_PROBLEM_
Using the listing beneath this task, count the lines with the word "color" and write only the result.

_INPUT DATA_
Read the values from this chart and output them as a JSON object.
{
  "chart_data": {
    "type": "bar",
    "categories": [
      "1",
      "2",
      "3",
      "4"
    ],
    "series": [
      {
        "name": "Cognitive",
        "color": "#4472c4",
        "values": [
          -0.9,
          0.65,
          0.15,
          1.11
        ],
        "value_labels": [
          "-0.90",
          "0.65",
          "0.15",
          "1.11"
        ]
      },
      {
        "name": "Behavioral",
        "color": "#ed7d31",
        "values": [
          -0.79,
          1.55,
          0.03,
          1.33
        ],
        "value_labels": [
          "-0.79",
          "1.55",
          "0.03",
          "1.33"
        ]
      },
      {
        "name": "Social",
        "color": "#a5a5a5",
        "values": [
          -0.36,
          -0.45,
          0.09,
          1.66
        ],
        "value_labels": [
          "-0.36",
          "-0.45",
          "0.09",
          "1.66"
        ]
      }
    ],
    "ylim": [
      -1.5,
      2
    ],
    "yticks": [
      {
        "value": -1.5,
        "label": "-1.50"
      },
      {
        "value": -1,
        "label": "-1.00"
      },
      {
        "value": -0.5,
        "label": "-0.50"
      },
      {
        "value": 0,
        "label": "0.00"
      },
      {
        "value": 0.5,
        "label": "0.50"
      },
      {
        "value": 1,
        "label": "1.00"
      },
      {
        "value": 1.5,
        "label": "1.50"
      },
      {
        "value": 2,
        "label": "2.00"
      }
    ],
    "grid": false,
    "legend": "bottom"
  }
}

_RESULT OF THE TASK_
3